DIRECTION —
Below is a block of records. Copy every line in it that contains the word "channel".

GIVEN DATA —
[Begin]
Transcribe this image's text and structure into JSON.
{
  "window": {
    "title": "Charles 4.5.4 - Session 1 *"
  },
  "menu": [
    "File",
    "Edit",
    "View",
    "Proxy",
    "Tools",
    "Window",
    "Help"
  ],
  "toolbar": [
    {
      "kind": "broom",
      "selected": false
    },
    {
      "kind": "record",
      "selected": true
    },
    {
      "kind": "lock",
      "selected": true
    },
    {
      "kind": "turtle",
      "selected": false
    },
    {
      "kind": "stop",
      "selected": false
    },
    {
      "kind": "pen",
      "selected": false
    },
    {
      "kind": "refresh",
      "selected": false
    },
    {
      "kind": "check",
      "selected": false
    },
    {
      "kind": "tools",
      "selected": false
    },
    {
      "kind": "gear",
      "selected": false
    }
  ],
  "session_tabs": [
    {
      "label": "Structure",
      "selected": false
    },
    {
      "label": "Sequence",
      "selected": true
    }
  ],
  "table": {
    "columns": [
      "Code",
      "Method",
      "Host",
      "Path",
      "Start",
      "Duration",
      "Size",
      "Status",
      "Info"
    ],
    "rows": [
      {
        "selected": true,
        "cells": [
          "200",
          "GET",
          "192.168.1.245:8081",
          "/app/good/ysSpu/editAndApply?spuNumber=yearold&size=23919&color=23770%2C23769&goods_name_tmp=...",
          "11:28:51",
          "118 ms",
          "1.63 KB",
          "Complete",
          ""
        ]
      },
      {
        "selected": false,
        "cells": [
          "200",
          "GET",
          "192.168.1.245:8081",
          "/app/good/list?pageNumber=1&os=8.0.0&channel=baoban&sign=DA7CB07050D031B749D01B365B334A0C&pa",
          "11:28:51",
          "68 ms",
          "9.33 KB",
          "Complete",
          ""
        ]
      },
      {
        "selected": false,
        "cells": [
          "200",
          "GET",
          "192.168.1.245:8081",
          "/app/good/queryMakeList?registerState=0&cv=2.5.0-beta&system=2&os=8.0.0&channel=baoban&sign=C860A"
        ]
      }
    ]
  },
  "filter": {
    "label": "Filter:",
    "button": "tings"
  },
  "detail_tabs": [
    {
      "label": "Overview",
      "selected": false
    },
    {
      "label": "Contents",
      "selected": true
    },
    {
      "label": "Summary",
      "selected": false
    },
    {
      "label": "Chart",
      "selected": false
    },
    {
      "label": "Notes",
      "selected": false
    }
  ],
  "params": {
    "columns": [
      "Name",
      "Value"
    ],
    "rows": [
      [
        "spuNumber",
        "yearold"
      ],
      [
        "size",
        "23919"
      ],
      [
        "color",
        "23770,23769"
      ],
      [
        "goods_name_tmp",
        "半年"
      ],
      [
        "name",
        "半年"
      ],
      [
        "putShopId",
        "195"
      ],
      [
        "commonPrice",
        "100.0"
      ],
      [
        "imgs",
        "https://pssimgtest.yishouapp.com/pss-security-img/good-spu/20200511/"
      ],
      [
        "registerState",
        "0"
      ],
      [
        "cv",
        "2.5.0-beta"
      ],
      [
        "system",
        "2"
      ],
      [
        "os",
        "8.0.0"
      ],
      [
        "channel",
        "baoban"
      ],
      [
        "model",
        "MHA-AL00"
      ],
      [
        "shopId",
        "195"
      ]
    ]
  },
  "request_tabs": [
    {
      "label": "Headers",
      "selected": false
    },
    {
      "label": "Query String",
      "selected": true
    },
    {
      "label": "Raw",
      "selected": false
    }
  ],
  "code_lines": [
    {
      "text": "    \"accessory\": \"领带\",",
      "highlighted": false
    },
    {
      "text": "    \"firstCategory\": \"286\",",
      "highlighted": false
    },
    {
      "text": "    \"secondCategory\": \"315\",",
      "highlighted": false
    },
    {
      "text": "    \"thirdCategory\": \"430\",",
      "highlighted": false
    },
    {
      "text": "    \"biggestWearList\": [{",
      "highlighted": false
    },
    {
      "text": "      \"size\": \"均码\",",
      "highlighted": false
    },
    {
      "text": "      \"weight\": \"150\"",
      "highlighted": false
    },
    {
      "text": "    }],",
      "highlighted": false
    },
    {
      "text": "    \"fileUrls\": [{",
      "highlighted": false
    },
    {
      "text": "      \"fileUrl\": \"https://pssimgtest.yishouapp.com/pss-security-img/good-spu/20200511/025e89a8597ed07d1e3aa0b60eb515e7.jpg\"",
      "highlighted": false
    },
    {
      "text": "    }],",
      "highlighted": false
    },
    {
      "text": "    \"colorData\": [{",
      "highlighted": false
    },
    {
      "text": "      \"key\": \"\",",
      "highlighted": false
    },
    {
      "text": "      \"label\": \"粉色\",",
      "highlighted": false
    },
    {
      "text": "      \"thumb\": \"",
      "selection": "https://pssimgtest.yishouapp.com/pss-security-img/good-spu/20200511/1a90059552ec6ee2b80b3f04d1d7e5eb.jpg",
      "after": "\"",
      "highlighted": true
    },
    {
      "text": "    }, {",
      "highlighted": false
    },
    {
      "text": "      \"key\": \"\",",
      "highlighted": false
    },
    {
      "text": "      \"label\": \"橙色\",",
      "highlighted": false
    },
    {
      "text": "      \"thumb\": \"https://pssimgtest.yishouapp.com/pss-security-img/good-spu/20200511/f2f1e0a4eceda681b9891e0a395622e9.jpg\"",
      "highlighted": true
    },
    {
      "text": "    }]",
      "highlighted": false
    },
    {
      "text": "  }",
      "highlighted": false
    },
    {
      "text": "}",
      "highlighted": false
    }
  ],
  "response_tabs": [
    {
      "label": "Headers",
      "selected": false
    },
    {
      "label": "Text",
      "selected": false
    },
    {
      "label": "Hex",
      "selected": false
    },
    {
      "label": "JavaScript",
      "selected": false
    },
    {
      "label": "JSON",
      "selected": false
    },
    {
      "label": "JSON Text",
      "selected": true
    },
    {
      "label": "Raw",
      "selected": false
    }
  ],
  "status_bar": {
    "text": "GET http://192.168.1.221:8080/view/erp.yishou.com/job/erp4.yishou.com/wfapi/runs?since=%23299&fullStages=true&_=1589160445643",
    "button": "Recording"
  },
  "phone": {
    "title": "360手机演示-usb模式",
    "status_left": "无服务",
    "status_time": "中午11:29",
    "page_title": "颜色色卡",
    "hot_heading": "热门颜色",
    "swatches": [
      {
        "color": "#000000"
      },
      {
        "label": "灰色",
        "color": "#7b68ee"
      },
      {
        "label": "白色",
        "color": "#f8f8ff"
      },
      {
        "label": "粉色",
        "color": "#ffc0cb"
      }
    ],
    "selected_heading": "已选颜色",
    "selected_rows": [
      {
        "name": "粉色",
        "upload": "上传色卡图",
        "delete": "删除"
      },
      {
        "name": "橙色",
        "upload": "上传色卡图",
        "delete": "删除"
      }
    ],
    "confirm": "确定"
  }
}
[End]
[Begin]
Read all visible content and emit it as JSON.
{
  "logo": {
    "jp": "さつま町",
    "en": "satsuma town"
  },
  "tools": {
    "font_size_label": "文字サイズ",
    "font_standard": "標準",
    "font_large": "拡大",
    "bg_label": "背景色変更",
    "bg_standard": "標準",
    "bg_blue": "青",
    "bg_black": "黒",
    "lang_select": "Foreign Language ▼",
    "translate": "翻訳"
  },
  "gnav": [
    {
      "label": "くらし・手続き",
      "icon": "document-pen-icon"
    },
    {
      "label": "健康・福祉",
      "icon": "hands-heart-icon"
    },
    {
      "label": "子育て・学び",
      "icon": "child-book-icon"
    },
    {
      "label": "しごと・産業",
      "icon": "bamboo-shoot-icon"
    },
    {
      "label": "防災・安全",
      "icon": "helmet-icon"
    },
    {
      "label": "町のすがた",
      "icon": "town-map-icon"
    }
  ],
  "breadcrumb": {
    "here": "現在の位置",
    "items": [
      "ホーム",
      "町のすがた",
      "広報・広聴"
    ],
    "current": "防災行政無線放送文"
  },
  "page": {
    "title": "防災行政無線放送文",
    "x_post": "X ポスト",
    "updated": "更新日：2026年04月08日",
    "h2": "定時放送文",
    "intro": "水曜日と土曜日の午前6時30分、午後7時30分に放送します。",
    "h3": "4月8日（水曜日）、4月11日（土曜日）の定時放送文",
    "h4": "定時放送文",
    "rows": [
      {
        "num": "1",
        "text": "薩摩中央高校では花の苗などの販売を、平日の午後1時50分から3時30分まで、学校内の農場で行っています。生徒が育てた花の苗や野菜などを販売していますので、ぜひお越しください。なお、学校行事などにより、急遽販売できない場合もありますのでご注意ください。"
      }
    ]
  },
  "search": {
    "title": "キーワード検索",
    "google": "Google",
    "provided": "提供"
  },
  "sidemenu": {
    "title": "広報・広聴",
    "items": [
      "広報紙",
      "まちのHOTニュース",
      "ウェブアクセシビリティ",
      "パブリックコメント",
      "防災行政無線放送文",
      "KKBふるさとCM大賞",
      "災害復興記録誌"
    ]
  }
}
[End]
THE ANSWER —
          "/app/good/list?pageNumber=1&os=8.0.0&channel=baoban&sign=DA7CB07050D031B749D01B365B334A0C&pa",
          "/app/good/queryMakeList?registerState=0&cv=2.5.0-beta&system=2&os=8.0.0&channel=baoban&sign=C860A"
        "channel",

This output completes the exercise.